─── Dataset entries
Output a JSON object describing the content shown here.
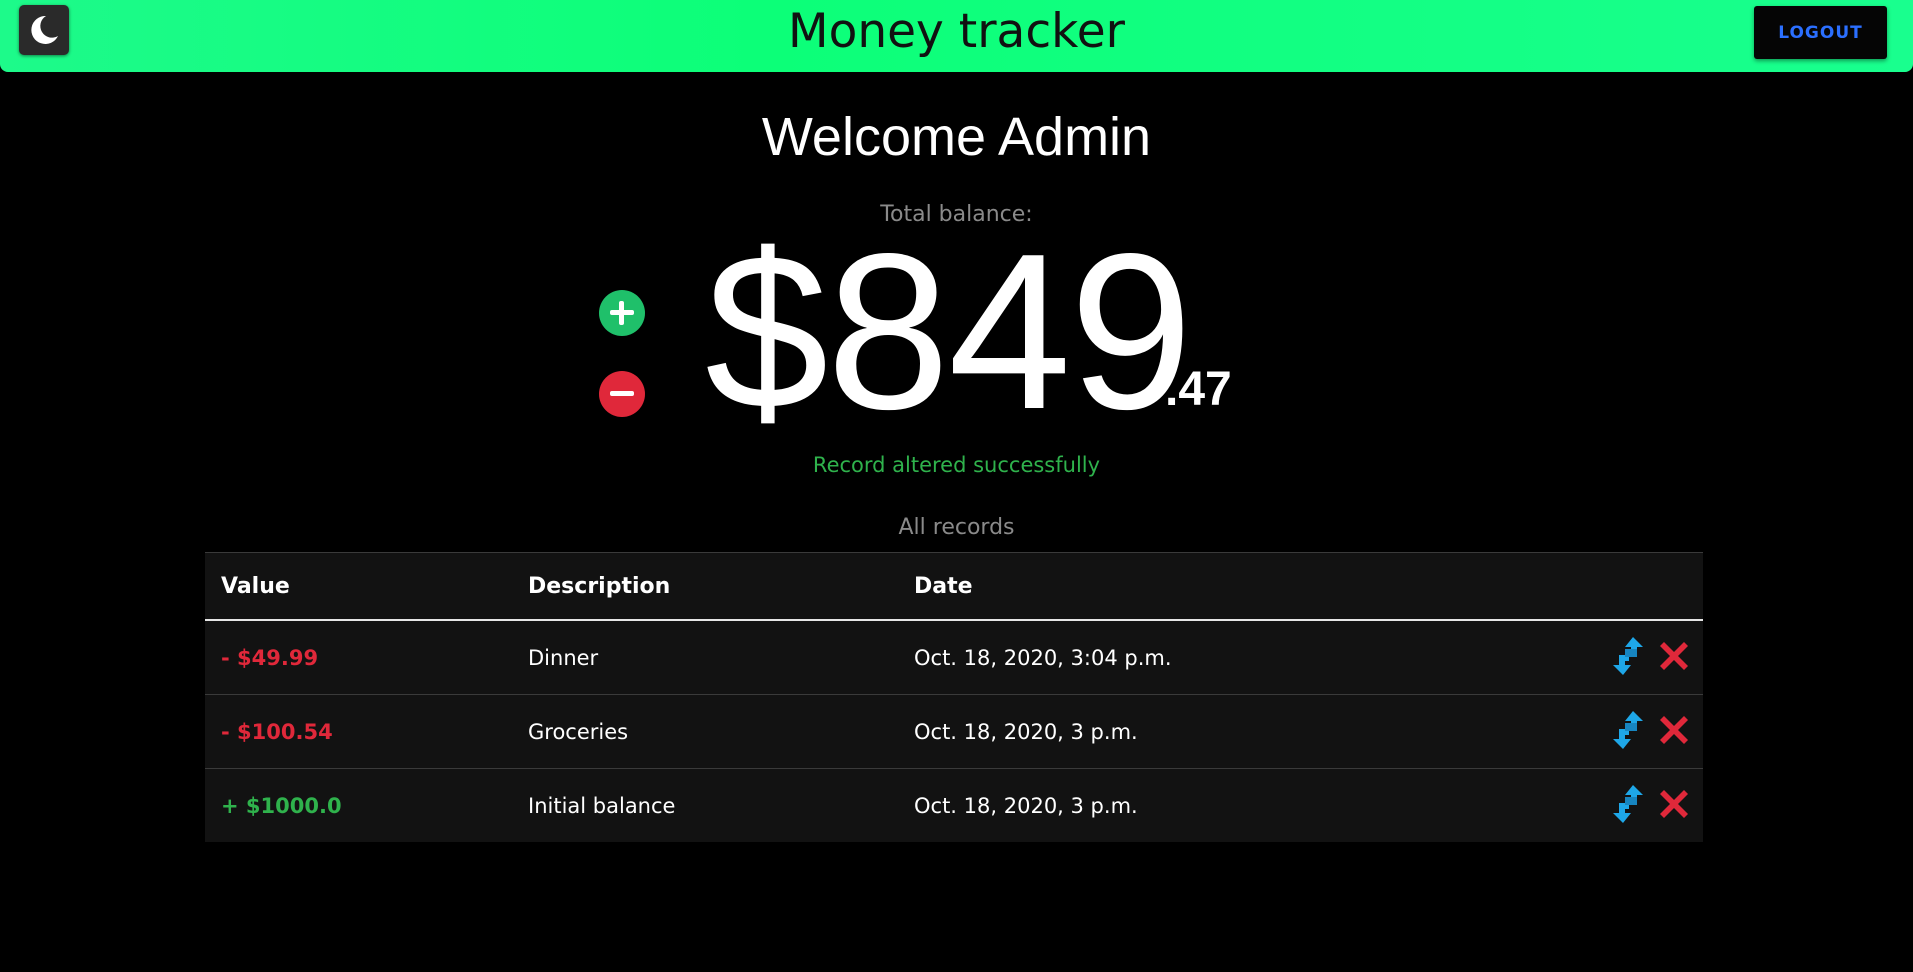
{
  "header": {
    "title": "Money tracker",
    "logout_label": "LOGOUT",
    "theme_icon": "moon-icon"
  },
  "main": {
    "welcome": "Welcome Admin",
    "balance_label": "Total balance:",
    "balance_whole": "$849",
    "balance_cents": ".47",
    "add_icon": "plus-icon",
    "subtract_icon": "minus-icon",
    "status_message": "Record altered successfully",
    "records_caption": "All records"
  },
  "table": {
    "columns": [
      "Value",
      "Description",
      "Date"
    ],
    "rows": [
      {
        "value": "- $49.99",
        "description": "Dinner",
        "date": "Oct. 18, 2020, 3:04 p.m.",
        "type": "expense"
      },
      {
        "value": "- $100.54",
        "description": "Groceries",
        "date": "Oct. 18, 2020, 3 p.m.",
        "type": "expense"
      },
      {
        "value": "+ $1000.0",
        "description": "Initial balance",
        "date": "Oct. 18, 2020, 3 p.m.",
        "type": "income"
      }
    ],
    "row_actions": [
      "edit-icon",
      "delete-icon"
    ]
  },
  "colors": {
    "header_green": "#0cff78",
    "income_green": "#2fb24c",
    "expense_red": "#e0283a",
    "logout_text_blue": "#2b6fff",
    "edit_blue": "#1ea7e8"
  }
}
──────
_Brief_
Your task is to retype all the entries exactly and leave out any pictures.

_Exercise solution_
Output a JSON object describing the content shown here.
{
  "header": {
    "title": "Money tracker",
    "logout_label": "LOGOUT",
    "theme_icon": "moon-icon"
  },
  "main": {
    "welcome": "Welcome Admin",
    "balance_label": "Total balance:",
    "balance_whole": "$849",
    "balance_cents": ".47",
    "add_icon": "plus-icon",
    "subtract_icon": "minus-icon",
    "status_message": "Record altered successfully",
    "records_caption": "All records"
  },
  "table": {
    "columns": [
      "Value",
      "Description",
      "Date"
    ],
    "rows": [
      {
        "value": "- $49.99",
        "description": "Dinner",
        "date": "Oct. 18, 2020, 3:04 p.m.",
        "type": "expense"
      },
      {
        "value": "- $100.54",
        "description": "Groceries",
        "date": "Oct. 18, 2020, 3 p.m.",
        "type": "expense"
      },
      {
        "value": "+ $1000.0",
        "description": "Initial balance",
        "date": "Oct. 18, 2020, 3 p.m.",
        "type": "income"
      }
    ],
    "row_actions": [
      "edit-icon",
      "delete-icon"
    ]
  },
  "colors": {
    "header_green": "#0cff78",
    "income_green": "#2fb24c",
    "expense_red": "#e0283a",
    "logout_text_blue": "#2b6fff",
    "edit_blue": "#1ea7e8"
  }
}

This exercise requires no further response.